RECORDS SHOWN -
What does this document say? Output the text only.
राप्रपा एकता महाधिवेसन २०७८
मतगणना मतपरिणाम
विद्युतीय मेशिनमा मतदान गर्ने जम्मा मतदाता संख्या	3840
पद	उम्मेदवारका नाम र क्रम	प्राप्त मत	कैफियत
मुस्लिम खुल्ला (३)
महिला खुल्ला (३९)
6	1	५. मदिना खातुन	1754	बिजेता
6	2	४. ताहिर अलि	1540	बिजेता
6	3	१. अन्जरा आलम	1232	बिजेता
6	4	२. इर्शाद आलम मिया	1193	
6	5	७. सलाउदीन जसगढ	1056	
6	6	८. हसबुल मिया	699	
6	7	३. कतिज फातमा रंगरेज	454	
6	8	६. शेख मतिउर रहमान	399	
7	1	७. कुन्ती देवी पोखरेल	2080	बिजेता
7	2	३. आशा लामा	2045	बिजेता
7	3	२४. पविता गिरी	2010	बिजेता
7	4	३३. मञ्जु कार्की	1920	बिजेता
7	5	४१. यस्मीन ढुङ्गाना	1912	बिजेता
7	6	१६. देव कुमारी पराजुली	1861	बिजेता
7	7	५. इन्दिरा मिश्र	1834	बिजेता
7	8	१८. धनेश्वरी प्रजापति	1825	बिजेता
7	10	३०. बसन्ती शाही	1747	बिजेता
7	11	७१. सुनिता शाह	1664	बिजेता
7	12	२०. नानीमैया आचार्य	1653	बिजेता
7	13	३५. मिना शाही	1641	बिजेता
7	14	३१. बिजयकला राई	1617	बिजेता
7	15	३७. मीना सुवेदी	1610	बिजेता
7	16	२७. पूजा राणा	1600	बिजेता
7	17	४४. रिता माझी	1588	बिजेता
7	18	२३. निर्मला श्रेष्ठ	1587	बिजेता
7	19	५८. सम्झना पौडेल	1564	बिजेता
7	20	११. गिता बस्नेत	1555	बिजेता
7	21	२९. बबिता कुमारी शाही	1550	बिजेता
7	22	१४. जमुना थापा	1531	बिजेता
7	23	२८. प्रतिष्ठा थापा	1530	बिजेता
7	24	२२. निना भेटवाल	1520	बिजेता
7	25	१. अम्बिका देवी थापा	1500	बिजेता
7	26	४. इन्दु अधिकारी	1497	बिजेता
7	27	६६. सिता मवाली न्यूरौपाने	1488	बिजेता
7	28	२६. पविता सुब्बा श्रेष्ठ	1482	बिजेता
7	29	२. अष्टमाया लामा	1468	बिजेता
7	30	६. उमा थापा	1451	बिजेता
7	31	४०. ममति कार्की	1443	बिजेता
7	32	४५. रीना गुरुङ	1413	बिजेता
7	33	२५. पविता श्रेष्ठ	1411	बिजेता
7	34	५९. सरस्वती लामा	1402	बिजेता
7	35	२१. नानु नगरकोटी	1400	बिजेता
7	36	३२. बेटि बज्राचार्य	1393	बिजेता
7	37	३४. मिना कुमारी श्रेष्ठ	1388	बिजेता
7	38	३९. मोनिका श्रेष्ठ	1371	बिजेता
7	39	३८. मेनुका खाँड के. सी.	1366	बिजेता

TASK STATEMENT -
What is needed here is an exact reproduction of all the entries.

TASK OUTPUT -
What does this document say? Output the text only.
राप्रपा एकता महाधिवेसन २०७८
मतगणना मतपरिणाम
विद्युतीय मेशिनमा मतदान गर्ने जम्मा मतदाता संख्या	3840
पद	उम्मेदवारका नाम र क्रम	प्राप्त मत	कैफियत
मुस्लिम खुल्ला (३)
महिला खुल्ला (३९)
6	1	५. मदिना खातुन	1754	बिजेता
6	2	४. ताहिर अलि	1540	बिजेता
6	3	१. अन्जरा आलम	1232	बिजेता
6	4	२. इर्शाद आलम मिया	1193	
6	5	७. सलाउदीन जसगढ	1056	
6	6	८. हसबुल मिया	699	
6	7	३. कतिज फातमा रंगरेज	454	
6	8	६. शेख मतिउर रहमान	399	
7	1	७. कुन्ती देवी पोखरेल	2080	बिजेता
7	2	३. आशा लामा	2045	बिजेता
7	3	२४. पविता गिरी	2010	बिजेता
7	4	३३. मञ्जु कार्की	1920	बिजेता
7	5	४१. यस्मीन ढुङ्गाना	1912	बिजेता
7	6	१६. देव कुमारी पराजुली	1861	बिजेता
7	7	५. इन्दिरा मिश्र	1834	बिजेता
7	8	१८. धनेश्वरी प्रजापति	1825	बिजेता
7	10	३०. बसन्ती शाही	1747	बिजेता
7	11	७१. सुनिता शाह	1664	बिजेता
7	12	२०. नानीमैया आचार्य	1653	बिजेता
7	13	३५. मिना शाही	1641	बिजेता
7	14	३१. बिजयकला राई	1617	बिजेता
7	15	३७. मीना सुवेदी	1610	बिजेता
7	16	२७. पूजा राणा	1600	बिजेता
7	17	४४. रिता माझी	1588	बिजेता
7	18	२३. निर्मला श्रेष्ठ	1587	बिजेता
7	19	५८. सम्झना पौडेल	1564	बिजेता
7	20	११. गिता बस्नेत	1555	बिजेता
7	21	२९. बबिता कुमारी शाही	1550	बिजेता
7	22	१४. जमुना थापा	1531	बिजेता
7	23	२८. प्रतिष्ठा थापा	1530	बिजेता
7	24	२२. निना भेटवाल	1520	बिजेता
7	25	१. अम्बिका देवी थापा	1500	बिजेता
7	26	४. इन्दु अधिकारी	1497	बिजेता
7	27	६६. सिता मवाली न्यूरौपाने	1488	बिजेता
7	28	२६. पविता सुब्बा श्रेष्ठ	1482	बिजेता
7	29	२. अष्टमाया लामा	1468	बिजेता
7	30	६. उमा थापा	1451	बिजेता
7	31	४०. ममति कार्की	1443	बिजेता
7	32	४५. रीना गुरुङ	1413	बिजेता
7	33	२५. पविता श्रेष्ठ	1411	बिजेता
7	34	५९. सरस्वती लामा	1402	बिजेता
7	35	२१. नानु नगरकोटी	1400	बिजेता
7	36	३२. बेटि बज्राचार्य	1393	बिजेता
7	37	३४. मिना कुमारी श्रेष्ठ	1388	बिजेता
7	38	३९. मोनिका श्रेष्ठ	1371	बिजेता
7	39	३८. मेनुका खाँड के. सी.	1366	बिजेता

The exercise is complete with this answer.